▼

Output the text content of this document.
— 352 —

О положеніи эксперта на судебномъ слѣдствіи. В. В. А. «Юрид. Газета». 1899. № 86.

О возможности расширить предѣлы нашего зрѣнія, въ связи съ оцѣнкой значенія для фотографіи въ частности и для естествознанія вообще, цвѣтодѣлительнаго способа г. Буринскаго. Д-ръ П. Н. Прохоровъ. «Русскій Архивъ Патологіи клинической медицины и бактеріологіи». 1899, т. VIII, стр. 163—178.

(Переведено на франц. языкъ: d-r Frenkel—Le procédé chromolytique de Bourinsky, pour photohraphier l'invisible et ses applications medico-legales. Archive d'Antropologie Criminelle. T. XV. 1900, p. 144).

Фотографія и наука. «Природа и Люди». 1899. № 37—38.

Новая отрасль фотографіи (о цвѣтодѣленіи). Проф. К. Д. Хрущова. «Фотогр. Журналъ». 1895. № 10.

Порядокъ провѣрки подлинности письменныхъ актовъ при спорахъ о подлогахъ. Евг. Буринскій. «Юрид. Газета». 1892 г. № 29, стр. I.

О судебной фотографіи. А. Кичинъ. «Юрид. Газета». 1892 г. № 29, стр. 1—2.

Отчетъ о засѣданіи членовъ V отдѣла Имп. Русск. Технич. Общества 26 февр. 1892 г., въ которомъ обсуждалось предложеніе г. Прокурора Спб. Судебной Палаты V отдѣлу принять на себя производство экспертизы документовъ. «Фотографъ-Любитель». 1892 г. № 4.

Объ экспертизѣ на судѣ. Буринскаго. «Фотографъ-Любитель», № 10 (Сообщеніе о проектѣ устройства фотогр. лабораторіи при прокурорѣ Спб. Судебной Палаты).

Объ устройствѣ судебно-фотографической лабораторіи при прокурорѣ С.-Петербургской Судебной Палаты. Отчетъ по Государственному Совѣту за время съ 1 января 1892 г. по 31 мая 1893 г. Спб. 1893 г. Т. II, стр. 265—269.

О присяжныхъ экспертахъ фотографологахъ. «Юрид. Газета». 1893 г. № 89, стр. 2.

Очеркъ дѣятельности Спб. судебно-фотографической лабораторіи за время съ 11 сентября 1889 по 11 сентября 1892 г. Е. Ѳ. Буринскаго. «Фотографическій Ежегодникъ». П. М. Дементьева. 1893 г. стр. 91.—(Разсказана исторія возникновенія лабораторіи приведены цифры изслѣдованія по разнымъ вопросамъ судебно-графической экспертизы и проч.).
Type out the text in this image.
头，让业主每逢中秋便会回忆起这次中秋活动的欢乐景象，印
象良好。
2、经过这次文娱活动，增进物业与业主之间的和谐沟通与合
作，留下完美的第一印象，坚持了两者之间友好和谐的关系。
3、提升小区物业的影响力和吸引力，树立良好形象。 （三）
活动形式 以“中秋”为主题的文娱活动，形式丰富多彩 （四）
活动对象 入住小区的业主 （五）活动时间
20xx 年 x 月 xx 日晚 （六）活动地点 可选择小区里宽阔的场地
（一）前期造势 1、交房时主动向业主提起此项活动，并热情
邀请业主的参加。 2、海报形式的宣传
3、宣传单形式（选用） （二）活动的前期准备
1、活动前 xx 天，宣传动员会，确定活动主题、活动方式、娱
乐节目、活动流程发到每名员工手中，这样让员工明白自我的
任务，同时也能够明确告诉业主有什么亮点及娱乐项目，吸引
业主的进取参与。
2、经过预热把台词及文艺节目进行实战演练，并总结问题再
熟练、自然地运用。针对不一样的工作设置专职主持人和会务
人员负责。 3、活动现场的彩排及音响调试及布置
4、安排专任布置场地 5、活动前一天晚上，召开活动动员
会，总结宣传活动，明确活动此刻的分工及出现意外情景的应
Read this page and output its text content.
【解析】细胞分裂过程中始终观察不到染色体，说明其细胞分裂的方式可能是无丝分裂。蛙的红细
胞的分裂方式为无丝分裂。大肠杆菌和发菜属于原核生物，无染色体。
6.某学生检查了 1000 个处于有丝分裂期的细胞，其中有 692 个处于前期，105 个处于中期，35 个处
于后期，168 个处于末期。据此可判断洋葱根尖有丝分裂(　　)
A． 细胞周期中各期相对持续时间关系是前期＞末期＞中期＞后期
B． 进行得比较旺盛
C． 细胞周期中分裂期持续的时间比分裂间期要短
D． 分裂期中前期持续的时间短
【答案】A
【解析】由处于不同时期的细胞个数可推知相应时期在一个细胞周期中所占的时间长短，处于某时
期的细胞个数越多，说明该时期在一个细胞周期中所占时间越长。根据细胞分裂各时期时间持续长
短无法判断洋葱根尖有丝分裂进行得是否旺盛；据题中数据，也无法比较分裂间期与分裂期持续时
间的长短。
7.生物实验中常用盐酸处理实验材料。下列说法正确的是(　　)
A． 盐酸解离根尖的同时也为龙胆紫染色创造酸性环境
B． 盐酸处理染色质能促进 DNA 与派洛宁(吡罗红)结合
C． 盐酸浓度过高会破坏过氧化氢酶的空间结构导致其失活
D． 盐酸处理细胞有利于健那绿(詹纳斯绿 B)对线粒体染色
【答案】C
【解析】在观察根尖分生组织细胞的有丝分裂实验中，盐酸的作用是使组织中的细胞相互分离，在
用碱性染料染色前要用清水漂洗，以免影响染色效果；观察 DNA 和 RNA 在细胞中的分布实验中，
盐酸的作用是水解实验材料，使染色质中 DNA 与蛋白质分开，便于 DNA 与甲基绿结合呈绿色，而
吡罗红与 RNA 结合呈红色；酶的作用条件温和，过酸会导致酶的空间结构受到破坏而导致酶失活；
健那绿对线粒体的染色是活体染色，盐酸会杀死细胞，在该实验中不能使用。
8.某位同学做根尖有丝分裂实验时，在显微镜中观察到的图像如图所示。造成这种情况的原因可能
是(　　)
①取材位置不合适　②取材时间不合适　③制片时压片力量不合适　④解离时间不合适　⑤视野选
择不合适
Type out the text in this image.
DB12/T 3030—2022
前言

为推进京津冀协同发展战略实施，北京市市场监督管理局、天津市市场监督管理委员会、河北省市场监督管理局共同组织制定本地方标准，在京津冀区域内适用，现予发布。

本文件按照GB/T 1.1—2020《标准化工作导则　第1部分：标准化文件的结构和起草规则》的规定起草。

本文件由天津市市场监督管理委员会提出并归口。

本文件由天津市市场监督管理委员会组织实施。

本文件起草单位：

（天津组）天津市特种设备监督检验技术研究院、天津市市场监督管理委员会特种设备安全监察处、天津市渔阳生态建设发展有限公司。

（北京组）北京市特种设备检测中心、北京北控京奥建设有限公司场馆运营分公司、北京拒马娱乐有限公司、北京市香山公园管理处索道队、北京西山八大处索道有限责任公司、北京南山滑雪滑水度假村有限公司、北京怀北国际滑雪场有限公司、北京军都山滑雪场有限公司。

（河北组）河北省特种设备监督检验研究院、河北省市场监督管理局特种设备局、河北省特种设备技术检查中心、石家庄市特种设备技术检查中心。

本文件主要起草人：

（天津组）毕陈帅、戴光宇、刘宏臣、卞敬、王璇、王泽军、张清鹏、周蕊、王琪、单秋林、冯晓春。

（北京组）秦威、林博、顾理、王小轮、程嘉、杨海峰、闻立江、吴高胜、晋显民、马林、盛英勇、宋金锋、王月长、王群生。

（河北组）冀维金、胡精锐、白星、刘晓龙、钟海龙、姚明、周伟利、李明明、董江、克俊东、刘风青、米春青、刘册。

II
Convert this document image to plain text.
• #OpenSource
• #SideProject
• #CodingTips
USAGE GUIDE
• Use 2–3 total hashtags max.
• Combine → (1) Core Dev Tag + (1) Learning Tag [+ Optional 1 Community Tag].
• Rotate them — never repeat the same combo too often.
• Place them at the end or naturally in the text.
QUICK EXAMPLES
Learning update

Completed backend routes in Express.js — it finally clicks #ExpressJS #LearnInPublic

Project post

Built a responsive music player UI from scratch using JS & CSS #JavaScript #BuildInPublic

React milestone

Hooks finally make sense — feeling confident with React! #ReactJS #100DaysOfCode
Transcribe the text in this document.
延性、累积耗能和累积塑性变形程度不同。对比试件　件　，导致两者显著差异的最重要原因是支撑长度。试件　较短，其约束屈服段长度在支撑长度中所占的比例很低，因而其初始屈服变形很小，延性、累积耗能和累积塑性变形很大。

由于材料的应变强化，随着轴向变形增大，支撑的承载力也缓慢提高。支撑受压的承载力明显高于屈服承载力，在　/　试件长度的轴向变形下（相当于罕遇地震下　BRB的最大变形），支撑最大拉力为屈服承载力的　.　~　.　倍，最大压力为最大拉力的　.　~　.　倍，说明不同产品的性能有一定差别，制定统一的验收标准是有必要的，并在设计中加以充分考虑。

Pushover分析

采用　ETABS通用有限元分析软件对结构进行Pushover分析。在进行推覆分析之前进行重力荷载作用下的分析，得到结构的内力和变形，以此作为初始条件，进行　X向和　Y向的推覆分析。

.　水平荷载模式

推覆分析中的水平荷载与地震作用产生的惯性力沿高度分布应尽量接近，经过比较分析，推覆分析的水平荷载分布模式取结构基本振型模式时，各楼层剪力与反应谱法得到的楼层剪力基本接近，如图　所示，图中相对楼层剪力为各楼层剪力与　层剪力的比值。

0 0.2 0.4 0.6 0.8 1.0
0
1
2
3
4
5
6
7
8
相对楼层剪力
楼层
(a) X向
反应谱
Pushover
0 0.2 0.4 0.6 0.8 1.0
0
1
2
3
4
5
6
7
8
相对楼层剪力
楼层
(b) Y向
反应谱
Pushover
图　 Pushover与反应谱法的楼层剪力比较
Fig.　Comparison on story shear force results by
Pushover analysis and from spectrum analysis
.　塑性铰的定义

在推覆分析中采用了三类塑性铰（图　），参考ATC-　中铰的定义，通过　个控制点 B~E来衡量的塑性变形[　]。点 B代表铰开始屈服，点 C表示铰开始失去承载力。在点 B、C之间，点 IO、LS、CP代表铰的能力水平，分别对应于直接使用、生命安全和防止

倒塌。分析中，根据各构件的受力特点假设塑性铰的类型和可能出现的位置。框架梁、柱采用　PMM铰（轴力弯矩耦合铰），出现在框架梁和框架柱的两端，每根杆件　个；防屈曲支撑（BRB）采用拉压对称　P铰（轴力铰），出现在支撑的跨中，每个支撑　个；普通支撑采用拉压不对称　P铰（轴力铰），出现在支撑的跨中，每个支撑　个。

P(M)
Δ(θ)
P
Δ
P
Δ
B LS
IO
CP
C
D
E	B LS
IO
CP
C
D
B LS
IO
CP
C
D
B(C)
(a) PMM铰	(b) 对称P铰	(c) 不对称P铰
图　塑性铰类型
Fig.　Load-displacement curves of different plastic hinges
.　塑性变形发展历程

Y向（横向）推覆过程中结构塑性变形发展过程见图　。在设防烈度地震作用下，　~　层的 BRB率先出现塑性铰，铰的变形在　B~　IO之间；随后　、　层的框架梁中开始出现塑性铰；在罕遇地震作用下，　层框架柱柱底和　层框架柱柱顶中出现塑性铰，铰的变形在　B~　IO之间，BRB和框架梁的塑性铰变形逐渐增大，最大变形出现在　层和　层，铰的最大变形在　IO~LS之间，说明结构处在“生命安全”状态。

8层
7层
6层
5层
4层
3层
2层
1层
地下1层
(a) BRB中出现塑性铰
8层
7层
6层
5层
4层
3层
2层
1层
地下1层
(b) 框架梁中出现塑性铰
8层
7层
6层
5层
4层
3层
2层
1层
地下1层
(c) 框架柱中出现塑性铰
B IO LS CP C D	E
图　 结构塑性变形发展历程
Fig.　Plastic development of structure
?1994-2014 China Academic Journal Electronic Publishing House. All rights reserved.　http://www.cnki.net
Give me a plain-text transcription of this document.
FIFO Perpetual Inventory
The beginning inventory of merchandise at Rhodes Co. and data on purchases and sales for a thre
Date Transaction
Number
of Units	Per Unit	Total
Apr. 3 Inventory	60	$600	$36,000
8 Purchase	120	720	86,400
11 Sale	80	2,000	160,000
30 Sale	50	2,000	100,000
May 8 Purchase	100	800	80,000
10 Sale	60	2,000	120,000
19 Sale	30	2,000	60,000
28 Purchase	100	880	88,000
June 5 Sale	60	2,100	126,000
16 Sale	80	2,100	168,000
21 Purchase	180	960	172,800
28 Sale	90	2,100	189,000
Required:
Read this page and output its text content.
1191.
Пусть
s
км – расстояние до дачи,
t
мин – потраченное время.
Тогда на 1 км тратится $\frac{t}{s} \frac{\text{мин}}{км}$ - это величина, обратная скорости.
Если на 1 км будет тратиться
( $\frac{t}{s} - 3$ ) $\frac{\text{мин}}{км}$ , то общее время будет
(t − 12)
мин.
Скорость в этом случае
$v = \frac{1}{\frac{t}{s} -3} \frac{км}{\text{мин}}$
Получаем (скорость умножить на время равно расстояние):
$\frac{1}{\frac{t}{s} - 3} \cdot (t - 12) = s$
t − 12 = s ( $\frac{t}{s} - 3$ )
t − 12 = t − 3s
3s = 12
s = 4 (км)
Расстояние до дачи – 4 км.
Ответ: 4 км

▲

**WRITTEN PROBLEM**
Search the records above for "время". Copy each line where it is found.

**RESULT OF THIS TASK**
Объ устройствѣ судебно-фотографической лабораторіи при прокурорѣ С.-Петербургской Судебной Палаты. Отчетъ по Государственному Совѣту за время съ 1 января 1892 г. по 31 мая 1893 г. Спб. 1893 г. Т. II, стр. 265—269.
Очеркъ дѣятельности Спб. судебно-фотографической лабораторіи за время съ 11 сентября 1889 по 11 сентября 1892 г. Е. Ѳ. Буринскаго. «Фотографическій Ежегодникъ». П. М. Дементьева. 1893 г. стр. 91.—(Разсказана исторія возникновенія лабораторіи приведены цифры изслѣдованія по разнымъ вопросамъ судебно-графической экспертизы и проч.).
мин – потраченное время.
( $\frac{t}{s} - 3$ ) $\frac{\text{мин}}{км}$ , то общее время будет
Получаем (скорость умножить на время равно расстояние):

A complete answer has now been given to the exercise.